◆ The records
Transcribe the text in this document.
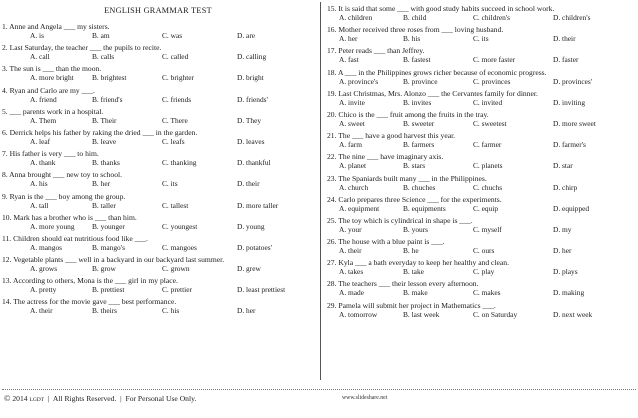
ENGLISH GRAMMAR TEST
1. Anne and Angela ___ my sisters.
A. is	B. am	C. was	D. are
2. Last Saturday, the teacher ___ the pupils to recite.
A. call	B. calls	C. called	D. calling
3. The sun is ___ than the moon.
A. more bright B. brightest	C. brighter	D. bright
4. Ryan and Carlo are my ___.
A. friend	B. friend's	C. friends	D. friends'
5. ___ parents work in a hospital.
A. Them	B. Their	C. There	D. They
6. Derrick helps his father by raking the dried ___ in the garden.
A. leaf	B. leave	C. leafs	D. leaves
7. His father is very ___ to him.
A. thank	B. thanks	C. thanking	D. thankful
8. Anna brought ___ new toy to school.
A. his	B. her	C. its	D. their
9. Ryan is the ___ boy among the group.
A. tall	B. taller	C. tallest	D. more taller
10. Mark has a brother who is ___ than him.
A. more young B. younger	C. youngest	D. young
11. Children should eat nutritious food like ___.
A. mangos	B. mango's	C. mangoes	D. potatoes'
12. Vegetable plants ___ well in a backyard in our backyard last summer.
A. grows	B. grow	C. grown	D. grew
13. According to others, Mona is the ___ girl in my place.
A. pretty	B. prettiest	C. prettier	D. least prettiest
14. The actress for the movie gave ___ best performance.
A. their	B. theirs	C. his	D. her
15. It is said that some ___ with good study habits succeed in school work.
A. children	B. child	C. children's	D. children's
16. Mother received three roses from ___ loving husband.
A. her	B. his	C. its	D. their
17. Peter reads ___ than Jeffrey.
A. fast	B. fastest	C. more faster	D. faster
18. A ___ in the Philippines grows richer because of economic progress.
A. province's	B. province	C. provinces	D. provinces'
19. Last Christmas, Mrs. Alonzo ___ the Cervantes family for dinner.
A. invite	B. invites	C. invited	D. inviting
20. Chico is the ___ fruit among the fruits in the tray.
A. sweet	B. sweeter	C. sweetest	D. more sweet
21. The ___ have a good harvest this year.
A. farm	B. farmers	C. farmer	D. farmer's
22. The nine ___ have imaginary axis.
A. planet	B. stars	C. planets	D. star
23. The Spaniards built many ___ in the Philippines.
A. church	B. chuches	C. chuchs	D. chirp
24. Carlo prepares three Science ___ for the experiments.
A. equipment	B. equipments	C. equip	D. equipped
25. The toy which is cylindrical in shape is ___.
A. your	B. yours	C. myself	D. my
26. The house with a blue paint is ___.
A. their	B. he	C. ours	D. her
27. Kyla ___ a bath everyday to keep her healthy and clean.
A. takes	B. take	C. play	D. plays
28. The teachers ___ their lesson every afternoon.
A. made	B. make	C. makes	D. making
29. Pamela will submit her project in Mathematics ___.
A. tomorrow	B. last week	C. on Saturday	D. next week
© 2014 LGDT | All Rights Reserved. | For Personal Use Only.	www.slideshare.net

◆ What is required
Exactly reproduce the entries above, minus the pictures.

◆ Task response
Transcribe the text in this document.
ENGLISH GRAMMAR TEST
1. Anne and Angela ___ my sisters.
A. is	B. am	C. was	D. are
2. Last Saturday, the teacher ___ the pupils to recite.
A. call	B. calls	C. called	D. calling
3. The sun is ___ than the moon.
A. more bright B. brightest	C. brighter	D. bright
4. Ryan and Carlo are my ___.
A. friend	B. friend's	C. friends	D. friends'
5. ___ parents work in a hospital.
A. Them	B. Their	C. There	D. They
6. Derrick helps his father by raking the dried ___ in the garden.
A. leaf	B. leave	C. leafs	D. leaves
7. His father is very ___ to him.
A. thank	B. thanks	C. thanking	D. thankful
8. Anna brought ___ new toy to school.
A. his	B. her	C. its	D. their
9. Ryan is the ___ boy among the group.
A. tall	B. taller	C. tallest	D. more taller
10. Mark has a brother who is ___ than him.
A. more young B. younger	C. youngest	D. young
11. Children should eat nutritious food like ___.
A. mangos	B. mango's	C. mangoes	D. potatoes'
12. Vegetable plants ___ well in a backyard in our backyard last summer.
A. grows	B. grow	C. grown	D. grew
13. According to others, Mona is the ___ girl in my place.
A. pretty	B. prettiest	C. prettier	D. least prettiest
14. The actress for the movie gave ___ best performance.
A. their	B. theirs	C. his	D. her
15. It is said that some ___ with good study habits succeed in school work.
A. children	B. child	C. children's	D. children's
16. Mother received three roses from ___ loving husband.
A. her	B. his	C. its	D. their
17. Peter reads ___ than Jeffrey.
A. fast	B. fastest	C. more faster	D. faster
18. A ___ in the Philippines grows richer because of economic progress.
A. province's	B. province	C. provinces	D. provinces'
19. Last Christmas, Mrs. Alonzo ___ the Cervantes family for dinner.
A. invite	B. invites	C. invited	D. inviting
20. Chico is the ___ fruit among the fruits in the tray.
A. sweet	B. sweeter	C. sweetest	D. more sweet
21. The ___ have a good harvest this year.
A. farm	B. farmers	C. farmer	D. farmer's
22. The nine ___ have imaginary axis.
A. planet	B. stars	C. planets	D. star
23. The Spaniards built many ___ in the Philippines.
A. church	B. chuches	C. chuchs	D. chirp
24. Carlo prepares three Science ___ for the experiments.
A. equipment	B. equipments	C. equip	D. equipped
25. The toy which is cylindrical in shape is ___.
A. your	B. yours	C. myself	D. my
26. The house with a blue paint is ___.
A. their	B. he	C. ours	D. her
27. Kyla ___ a bath everyday to keep her healthy and clean.
A. takes	B. take	C. play	D. plays
28. The teachers ___ their lesson every afternoon.
A. made	B. make	C. makes	D. making
29. Pamela will submit her project in Mathematics ___.
A. tomorrow	B. last week	C. on Saturday	D. next week
© 2014 LGDT | All Rights Reserved. | For Personal Use Only.	www.slideshare.net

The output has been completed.